** Goal of the exercise **
Below is a listing. Gather each line of it that contains "Green".

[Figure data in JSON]
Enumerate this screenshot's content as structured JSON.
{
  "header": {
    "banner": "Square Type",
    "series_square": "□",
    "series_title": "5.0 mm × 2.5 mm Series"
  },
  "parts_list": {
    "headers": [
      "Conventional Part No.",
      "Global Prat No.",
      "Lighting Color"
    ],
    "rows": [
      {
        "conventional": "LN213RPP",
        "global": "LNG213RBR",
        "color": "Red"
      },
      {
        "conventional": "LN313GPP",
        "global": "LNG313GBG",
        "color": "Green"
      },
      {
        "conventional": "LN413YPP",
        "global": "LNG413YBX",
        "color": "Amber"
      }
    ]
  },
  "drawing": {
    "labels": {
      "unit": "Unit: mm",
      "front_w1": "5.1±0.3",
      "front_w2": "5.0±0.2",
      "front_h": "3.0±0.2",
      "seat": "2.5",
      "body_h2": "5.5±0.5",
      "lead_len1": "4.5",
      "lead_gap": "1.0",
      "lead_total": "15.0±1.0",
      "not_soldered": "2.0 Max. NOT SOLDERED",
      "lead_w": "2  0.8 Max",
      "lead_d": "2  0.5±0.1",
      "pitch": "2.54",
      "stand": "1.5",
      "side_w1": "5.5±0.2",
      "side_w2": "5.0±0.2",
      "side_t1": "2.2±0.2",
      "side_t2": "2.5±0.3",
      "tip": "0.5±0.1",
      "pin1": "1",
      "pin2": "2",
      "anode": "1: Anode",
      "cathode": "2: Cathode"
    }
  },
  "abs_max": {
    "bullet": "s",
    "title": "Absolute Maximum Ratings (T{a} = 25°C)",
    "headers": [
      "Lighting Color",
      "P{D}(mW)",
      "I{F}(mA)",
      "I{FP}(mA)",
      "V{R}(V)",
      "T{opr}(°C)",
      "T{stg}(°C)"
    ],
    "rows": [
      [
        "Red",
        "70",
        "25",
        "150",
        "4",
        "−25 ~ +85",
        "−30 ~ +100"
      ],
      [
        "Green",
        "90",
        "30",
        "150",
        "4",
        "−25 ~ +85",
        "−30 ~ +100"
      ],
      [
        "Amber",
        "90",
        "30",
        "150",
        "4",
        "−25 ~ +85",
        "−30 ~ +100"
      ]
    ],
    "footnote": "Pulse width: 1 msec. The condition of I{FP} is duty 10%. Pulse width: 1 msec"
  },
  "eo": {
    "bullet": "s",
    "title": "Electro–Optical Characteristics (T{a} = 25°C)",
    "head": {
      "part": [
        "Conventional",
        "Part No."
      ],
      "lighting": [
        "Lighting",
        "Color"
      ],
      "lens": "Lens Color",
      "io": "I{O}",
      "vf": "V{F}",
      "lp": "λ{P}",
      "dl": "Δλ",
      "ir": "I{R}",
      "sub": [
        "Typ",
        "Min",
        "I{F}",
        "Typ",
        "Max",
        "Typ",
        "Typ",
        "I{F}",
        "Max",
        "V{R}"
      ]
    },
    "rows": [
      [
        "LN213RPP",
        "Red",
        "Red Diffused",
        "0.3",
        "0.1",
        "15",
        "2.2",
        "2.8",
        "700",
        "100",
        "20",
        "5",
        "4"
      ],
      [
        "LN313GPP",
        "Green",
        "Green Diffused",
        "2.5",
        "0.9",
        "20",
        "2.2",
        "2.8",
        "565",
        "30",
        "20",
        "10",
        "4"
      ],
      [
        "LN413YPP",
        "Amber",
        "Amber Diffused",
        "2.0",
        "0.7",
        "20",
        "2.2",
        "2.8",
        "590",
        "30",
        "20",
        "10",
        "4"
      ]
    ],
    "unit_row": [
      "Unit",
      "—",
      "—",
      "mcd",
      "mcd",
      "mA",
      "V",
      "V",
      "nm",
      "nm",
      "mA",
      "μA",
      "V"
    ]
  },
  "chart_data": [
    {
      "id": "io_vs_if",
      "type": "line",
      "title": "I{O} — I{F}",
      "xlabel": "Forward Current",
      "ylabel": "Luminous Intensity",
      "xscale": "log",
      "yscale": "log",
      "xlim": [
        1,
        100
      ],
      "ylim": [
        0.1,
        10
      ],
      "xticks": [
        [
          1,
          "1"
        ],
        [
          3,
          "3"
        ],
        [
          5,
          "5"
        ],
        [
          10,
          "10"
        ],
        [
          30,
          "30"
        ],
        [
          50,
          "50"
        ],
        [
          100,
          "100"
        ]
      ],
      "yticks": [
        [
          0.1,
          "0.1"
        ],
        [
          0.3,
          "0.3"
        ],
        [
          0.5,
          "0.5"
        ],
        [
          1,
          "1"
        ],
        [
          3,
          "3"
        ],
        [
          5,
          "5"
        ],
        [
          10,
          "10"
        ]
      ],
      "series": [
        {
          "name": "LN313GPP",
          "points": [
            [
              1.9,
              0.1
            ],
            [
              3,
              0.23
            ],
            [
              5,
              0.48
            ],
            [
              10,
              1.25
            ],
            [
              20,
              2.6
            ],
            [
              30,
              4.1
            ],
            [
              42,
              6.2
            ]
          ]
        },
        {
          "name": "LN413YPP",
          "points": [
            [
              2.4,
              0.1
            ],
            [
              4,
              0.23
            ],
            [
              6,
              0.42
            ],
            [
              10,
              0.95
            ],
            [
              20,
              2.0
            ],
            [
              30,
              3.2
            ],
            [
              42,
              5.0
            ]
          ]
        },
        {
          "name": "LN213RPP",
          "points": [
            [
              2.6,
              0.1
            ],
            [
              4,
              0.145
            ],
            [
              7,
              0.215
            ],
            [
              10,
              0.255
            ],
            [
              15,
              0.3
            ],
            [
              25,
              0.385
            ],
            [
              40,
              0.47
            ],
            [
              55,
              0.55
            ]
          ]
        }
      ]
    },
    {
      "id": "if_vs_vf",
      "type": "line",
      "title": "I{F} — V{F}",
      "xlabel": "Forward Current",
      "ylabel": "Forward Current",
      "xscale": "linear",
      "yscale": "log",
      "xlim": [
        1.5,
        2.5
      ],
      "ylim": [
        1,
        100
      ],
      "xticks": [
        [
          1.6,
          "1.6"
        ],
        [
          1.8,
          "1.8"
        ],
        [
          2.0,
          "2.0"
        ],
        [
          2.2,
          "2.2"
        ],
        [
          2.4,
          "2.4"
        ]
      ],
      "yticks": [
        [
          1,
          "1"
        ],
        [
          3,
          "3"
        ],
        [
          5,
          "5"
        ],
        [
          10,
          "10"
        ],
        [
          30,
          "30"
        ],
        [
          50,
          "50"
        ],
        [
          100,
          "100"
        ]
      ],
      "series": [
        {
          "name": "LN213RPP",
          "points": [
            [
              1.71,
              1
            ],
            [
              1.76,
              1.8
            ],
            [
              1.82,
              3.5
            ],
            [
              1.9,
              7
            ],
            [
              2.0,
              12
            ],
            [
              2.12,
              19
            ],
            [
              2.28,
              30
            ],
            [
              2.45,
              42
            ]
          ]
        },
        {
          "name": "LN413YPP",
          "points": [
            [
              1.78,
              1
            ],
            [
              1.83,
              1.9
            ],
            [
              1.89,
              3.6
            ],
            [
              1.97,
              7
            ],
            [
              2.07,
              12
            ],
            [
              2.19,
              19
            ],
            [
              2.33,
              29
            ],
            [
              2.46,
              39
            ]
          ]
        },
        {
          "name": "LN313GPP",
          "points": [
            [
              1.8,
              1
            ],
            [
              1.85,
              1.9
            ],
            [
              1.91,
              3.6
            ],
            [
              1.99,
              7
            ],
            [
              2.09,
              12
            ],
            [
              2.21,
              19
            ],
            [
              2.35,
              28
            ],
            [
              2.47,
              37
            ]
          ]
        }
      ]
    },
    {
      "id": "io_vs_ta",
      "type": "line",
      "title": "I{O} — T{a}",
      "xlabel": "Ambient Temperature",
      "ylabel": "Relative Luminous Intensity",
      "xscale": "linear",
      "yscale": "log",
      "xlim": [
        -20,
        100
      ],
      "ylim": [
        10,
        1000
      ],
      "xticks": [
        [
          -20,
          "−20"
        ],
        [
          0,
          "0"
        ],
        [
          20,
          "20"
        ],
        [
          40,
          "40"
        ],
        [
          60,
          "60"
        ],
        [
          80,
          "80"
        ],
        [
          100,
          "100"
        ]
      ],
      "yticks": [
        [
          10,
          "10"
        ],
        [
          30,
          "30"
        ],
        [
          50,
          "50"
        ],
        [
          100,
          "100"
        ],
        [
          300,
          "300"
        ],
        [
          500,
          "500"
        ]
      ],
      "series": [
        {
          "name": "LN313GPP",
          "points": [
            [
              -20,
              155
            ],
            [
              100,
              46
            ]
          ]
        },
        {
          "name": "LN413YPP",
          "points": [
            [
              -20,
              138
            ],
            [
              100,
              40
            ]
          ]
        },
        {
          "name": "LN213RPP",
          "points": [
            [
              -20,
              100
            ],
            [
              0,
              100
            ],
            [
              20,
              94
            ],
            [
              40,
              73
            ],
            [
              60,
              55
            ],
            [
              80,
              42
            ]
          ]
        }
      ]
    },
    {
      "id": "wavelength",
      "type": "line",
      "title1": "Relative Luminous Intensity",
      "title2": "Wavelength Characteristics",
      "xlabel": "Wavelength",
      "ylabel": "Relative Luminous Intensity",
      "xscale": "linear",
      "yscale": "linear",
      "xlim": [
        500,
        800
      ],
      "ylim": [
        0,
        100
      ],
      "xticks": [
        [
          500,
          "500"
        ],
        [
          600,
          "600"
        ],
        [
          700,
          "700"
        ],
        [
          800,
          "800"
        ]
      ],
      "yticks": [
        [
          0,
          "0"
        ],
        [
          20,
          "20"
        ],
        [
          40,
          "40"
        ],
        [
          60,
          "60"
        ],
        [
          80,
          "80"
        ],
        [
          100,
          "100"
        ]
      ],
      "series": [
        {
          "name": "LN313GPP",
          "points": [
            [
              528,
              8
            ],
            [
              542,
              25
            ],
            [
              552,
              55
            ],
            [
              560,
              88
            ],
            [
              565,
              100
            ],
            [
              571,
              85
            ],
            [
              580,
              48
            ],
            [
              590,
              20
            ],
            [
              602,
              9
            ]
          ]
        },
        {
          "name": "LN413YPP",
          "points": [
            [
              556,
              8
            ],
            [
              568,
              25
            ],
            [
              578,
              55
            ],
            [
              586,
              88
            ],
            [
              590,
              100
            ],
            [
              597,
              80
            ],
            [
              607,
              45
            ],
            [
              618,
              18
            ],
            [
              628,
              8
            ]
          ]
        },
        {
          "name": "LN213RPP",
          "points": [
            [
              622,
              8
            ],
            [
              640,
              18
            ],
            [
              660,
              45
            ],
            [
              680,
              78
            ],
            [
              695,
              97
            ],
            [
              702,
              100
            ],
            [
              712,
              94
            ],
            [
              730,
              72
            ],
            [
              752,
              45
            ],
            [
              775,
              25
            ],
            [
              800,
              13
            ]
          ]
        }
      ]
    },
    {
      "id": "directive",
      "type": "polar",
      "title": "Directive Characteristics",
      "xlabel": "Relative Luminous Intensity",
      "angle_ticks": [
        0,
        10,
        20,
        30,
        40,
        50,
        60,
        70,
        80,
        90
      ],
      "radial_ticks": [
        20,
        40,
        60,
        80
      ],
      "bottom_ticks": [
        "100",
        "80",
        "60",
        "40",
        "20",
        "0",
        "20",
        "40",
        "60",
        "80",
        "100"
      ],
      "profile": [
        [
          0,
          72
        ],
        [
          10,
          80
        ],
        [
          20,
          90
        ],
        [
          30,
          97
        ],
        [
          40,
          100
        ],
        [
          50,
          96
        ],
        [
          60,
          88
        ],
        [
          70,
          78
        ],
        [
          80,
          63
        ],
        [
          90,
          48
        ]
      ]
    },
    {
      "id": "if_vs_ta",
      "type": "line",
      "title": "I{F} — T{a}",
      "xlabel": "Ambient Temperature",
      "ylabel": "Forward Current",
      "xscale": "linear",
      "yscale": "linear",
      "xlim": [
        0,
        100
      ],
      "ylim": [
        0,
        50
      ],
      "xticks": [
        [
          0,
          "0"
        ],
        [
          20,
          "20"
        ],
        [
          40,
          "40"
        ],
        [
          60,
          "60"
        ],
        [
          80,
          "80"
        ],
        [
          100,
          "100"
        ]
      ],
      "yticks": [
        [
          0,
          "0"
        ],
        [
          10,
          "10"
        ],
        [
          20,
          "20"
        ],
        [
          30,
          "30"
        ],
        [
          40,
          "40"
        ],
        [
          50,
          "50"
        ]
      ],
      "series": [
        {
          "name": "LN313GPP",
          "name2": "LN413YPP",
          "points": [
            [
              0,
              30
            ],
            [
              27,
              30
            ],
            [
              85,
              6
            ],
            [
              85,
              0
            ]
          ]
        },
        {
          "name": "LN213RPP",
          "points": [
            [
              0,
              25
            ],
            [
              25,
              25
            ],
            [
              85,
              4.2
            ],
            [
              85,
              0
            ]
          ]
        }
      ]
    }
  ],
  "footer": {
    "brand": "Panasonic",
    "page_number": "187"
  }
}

** Completed task **
        "color": "Green"
        "Green",
        "Green",
        "Green Diffused",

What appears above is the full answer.